-- Reading text --
Who Was He? (Should Unitarian Universalists Help Save Jesus?)

Who Was He? (Should Unitarian Universalists Help Save Jesus?)
Rev. Diane Rollert
The Unitarian Church of Montreal, 17 April 2022

Years ago, we had a tradition of raffling off a sermon topic for our annual service auction. Everyone would pay $5 for a ticket that got thrown into a hat. The person with the winning ticket then got to tell me what to say in a Sunday sermon! Well, not exactly. The winner got to challenge me, stump me, or simply have the dubious joy of hearing me speak about something that really mattered to them. One year, our minister emeritus, Rev. Charles Eddis, drew the lucky ticket, leaving many of us to wonder if the fix was in…

That was more than ten years ago—and what Charles asked me to address was Jesus! This was his request: “Tell us whether you think Unitarian Universalists should help save Jesus.”

Sadly, Charles died in May of 2021, not long after Easter last year. So I’d like to dedicate this updated sermon in memory of my colleague and dear friend Rev. Charles Eddis.

There’s this story I love, told by Carl Scovel, minister emeritus of King’s Chapel in Boston. You’ve probably heard me tell it before, most likely around Christmas.

Carl always believed that a cool house was a healthy house, even in the coldest winter months, much to his two daughters’ frozen frustration. One Christmas Eve, for the first time at King’s Chapel, Carl set up a crèche with a nativity scene: Mary, Joseph, the baby Jesus and all the others. Such a move was a bit over the top, since King’s Chapel’s members are Unitarians and Puritans. Just as it was time to go home, the church’s custodian came to Carl with a worried look. “One of the pieces of the crèche has been stolen,” he said. Jesus was gone, and in his place was a note: “We’ve got Jesus. Turn up the heat and you can have Him back for the morning service.”

It may not have been for ransom or for heat, but ages ago Jesus was taken hostage. Maybe it happened days after his death. Maybe it happened later, as the gospels were written, or as Paul wrote his letters to the earliest gatherings of Jews and Gentiles who eventually became known as Christians within the Roman Empire.

There are some who say Jesus never really lived; that he is a composite of several Jewish prophets who were giving radical voice to a growing movement in Galilee around the time of what came to be called the first century. Whatever you understand Jesus to be, he left behind no writings in his own hand. The first fragments of gospel that can be dated scientifically go back to the second century, maybe a hundred years after his death. What was left behind was an oral history that got passed along in many versions, and written down by scribes who may or may not have been accurate, and who in some cases may have added their own spin.

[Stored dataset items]

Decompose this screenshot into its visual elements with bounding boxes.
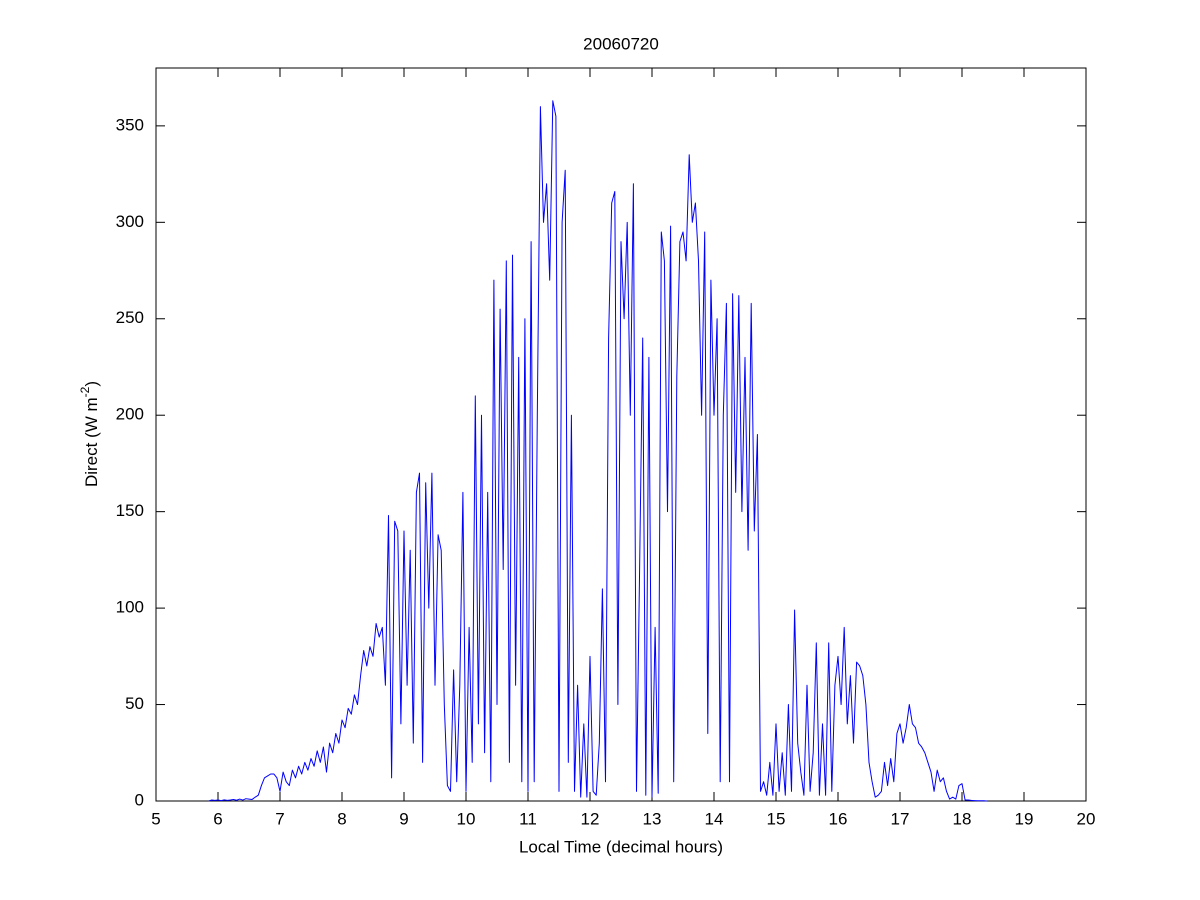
x-tick-label: 11 <box>519 809 537 828</box>
y-tick-label: 150 <box>116 501 144 520</box>
x-tick-label: 9 <box>399 809 408 828</box>
x-tick-label: 12 <box>581 809 600 828</box>
x-tick-label: 6 <box>213 809 222 828</box>
x-tick-label: 10 <box>457 809 476 828</box>
y-tick-label: 200 <box>116 405 144 424</box>
y-tick-label: 300 <box>116 212 144 231</box>
x-tick-label: 8 <box>337 809 346 828</box>
x-tick-label: 19 <box>1015 809 1034 828</box>
y-axis-label-exponent: -2 <box>78 386 92 397</box>
data-line <box>208 100 987 802</box>
x-axis-label: Local Time (decimal hours) <box>519 837 723 856</box>
chart-title: 20060720 <box>583 34 659 53</box>
y-tick-label: 50 <box>125 694 144 713</box>
y-tick-label: 0 <box>135 790 144 809</box>
y-axis-label-close: ) <box>82 381 101 387</box>
x-tick-label: 17 <box>891 809 910 828</box>
y-axis-label: Direct (W m-2) <box>78 381 101 487</box>
y-tick-label: 100 <box>116 598 144 617</box>
x-tick-label: 16 <box>829 809 848 828</box>
x-tick-label: 14 <box>705 809 724 828</box>
y-tick-label: 250 <box>116 308 144 327</box>
x-tick-label: 18 <box>953 809 972 828</box>
y-axis-label-text: Direct (W m <box>82 397 101 487</box>
x-tick-label: 5 <box>151 809 160 828</box>
x-tick-label: 20 <box>1077 809 1096 828</box>
plot-area <box>155 67 1087 802</box>
x-tick-label: 15 <box>767 809 786 828</box>
x-tick-label: 7 <box>275 809 284 828</box>
x-tick-label: 13 <box>643 809 662 828</box>
y-tick-label: 350 <box>116 115 144 134</box>
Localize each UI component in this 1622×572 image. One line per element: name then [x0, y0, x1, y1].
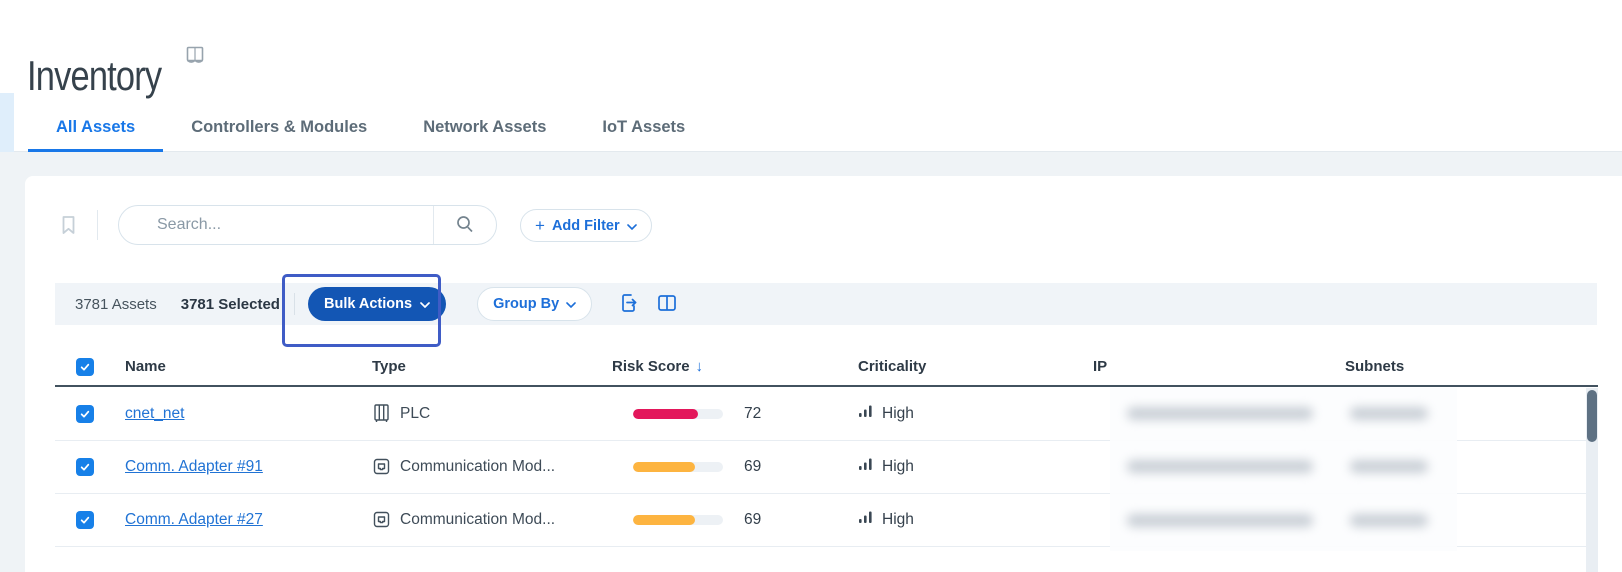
book-icon [184, 44, 206, 71]
asset-type-label: PLC [400, 405, 430, 423]
export-icon [618, 292, 639, 317]
plus-icon: + [535, 217, 545, 234]
redacted-subnet-value [1350, 460, 1428, 473]
columns-button[interactable] [657, 294, 677, 315]
asset-type-label: Communication Mod... [400, 458, 555, 476]
criticality-label: High [882, 405, 914, 423]
column-header-subnets[interactable]: Subnets [1335, 358, 1598, 375]
column-header-ip[interactable]: IP [1085, 358, 1335, 375]
sort-descending-icon[interactable]: ↓ [696, 358, 704, 375]
select-all-checkbox[interactable] [76, 358, 94, 376]
redacted-ip-value [1127, 514, 1313, 527]
selected-count: 3781 Selected [181, 296, 280, 313]
search-box [118, 205, 497, 245]
chevron-down-icon [627, 218, 637, 234]
chevron-down-icon [566, 296, 576, 312]
chevron-down-icon [420, 296, 430, 312]
vertical-scrollbar-thumb[interactable] [1587, 390, 1597, 442]
redacted-subnet-value [1350, 407, 1428, 420]
column-header-type[interactable]: Type [365, 358, 600, 375]
add-filter-button[interactable]: + Add Filter [520, 209, 652, 242]
tab-controllers-modules[interactable]: Controllers & Modules [163, 106, 395, 152]
search-input[interactable] [119, 216, 433, 234]
asset-name-link[interactable]: Comm. Adapter #27 [115, 511, 263, 529]
redacted-ip-value [1127, 460, 1313, 473]
criticality-label: High [882, 458, 914, 476]
asset-name-link[interactable]: Comm. Adapter #91 [115, 458, 263, 476]
table-toolbar: 3781 Assets 3781 Selected Bulk Actions G… [55, 283, 1597, 325]
search-button[interactable] [434, 206, 496, 244]
tab-network-assets[interactable]: Network Assets [395, 106, 574, 152]
redacted-ip-value [1127, 407, 1313, 420]
asset-name-link[interactable]: cnet_net [115, 405, 184, 423]
risk-score-bar [633, 409, 723, 419]
signal-bars-icon [858, 510, 873, 529]
column-header-risk-score[interactable]: Risk Score ↓ [600, 358, 845, 375]
row-checkbox[interactable] [76, 458, 94, 476]
row-checkbox[interactable] [76, 511, 94, 529]
page-title: Inventory [27, 52, 161, 100]
group-by-button[interactable]: Group By [477, 287, 592, 321]
columns-icon [657, 294, 677, 315]
search-filter-row: + Add Filter [25, 205, 1622, 245]
bookmark-icon[interactable] [58, 214, 79, 241]
export-button[interactable] [618, 292, 639, 317]
signal-bars-icon [858, 404, 873, 423]
tab-all-assets[interactable]: All Assets [28, 106, 163, 152]
plc-cabinet-icon [372, 403, 391, 424]
ethernet-module-icon [372, 510, 391, 529]
select-all-cell [55, 358, 115, 376]
content-card: + Add Filter 3781 Assets 3781 Selected B… [25, 176, 1622, 572]
ethernet-module-icon [372, 457, 391, 476]
asset-tabs: All Assets Controllers & Modules Network… [28, 106, 713, 152]
signal-bars-icon [858, 457, 873, 476]
risk-score-value: 69 [744, 458, 761, 476]
left-edge-highlight [0, 93, 14, 152]
redacted-subnet-value [1350, 514, 1428, 527]
risk-score-bar [633, 462, 723, 472]
criticality-label: High [882, 511, 914, 529]
divider [97, 210, 98, 240]
divider [294, 293, 295, 315]
asset-type-label: Communication Mod... [400, 511, 555, 529]
risk-score-bar [633, 515, 723, 525]
column-header-name[interactable]: Name [115, 358, 365, 375]
tab-iot-assets[interactable]: IoT Assets [574, 106, 713, 152]
page-header: Inventory All Assets Controllers & Modul… [0, 0, 1622, 152]
search-icon [455, 214, 475, 237]
column-header-criticality[interactable]: Criticality [845, 358, 1085, 375]
redacted-values-panel [1110, 388, 1457, 551]
inventory-page: Inventory All Assets Controllers & Modul… [0, 0, 1622, 572]
bulk-actions-button[interactable]: Bulk Actions [308, 287, 446, 321]
table-header-row: Name Type Risk Score ↓ Criticality IP Su… [55, 348, 1598, 385]
risk-score-value: 69 [744, 511, 761, 529]
assets-count: 3781 Assets [75, 296, 157, 313]
row-checkbox[interactable] [76, 405, 94, 423]
risk-score-value: 72 [744, 405, 761, 423]
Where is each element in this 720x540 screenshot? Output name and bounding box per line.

-- Your instructions --
In the sermon on whether Unitarian Universalists should help save Jesus, repeat word for word the passage starting at "Sadly, Charles died" and ending at "likely around Christmas.".

-- Correct answer --
Sadly, Charles died in May of 2021, not long after Easter last year. So I’d like to dedicate this updated sermon in memory of my colleague and dear friend Rev. Charles Eddis.

There’s this story I love, told by Carl Scovel, minister emeritus of King’s Chapel in Boston. You’ve probably heard me tell it before, most likely around Christmas.